## Exercise description
Search the entries for the word "pensament" and return every line where it is found.

## Dataset content
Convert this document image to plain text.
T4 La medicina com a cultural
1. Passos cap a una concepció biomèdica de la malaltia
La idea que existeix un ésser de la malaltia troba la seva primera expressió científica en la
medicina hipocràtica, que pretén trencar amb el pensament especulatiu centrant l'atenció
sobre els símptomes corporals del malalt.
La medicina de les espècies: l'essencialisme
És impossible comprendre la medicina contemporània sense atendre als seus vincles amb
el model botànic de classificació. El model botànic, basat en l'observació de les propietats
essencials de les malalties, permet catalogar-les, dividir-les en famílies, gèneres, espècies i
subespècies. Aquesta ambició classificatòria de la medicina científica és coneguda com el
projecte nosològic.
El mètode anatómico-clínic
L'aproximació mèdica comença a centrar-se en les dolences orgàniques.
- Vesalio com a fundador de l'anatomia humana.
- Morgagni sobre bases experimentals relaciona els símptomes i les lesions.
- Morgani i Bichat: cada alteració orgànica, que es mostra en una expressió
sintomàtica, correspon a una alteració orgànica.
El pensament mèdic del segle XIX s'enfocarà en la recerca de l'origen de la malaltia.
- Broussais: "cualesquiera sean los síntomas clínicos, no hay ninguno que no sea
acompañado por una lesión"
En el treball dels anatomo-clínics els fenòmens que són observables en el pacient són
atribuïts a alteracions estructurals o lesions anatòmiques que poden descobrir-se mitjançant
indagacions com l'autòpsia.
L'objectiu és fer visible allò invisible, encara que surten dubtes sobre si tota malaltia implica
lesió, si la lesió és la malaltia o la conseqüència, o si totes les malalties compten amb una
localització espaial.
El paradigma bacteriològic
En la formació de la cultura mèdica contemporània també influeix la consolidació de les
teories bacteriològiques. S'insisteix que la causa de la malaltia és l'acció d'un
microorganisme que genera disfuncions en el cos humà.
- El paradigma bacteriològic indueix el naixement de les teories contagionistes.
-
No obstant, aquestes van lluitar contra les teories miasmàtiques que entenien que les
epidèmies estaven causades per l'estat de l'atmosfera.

## Answer space
medicina hipocràtica, que pretén trencar amb el pensament especulatiu centrant l'atenció
El pensament mèdic del segle XIX s'enfocarà en la recerca de l'origen de la malaltia.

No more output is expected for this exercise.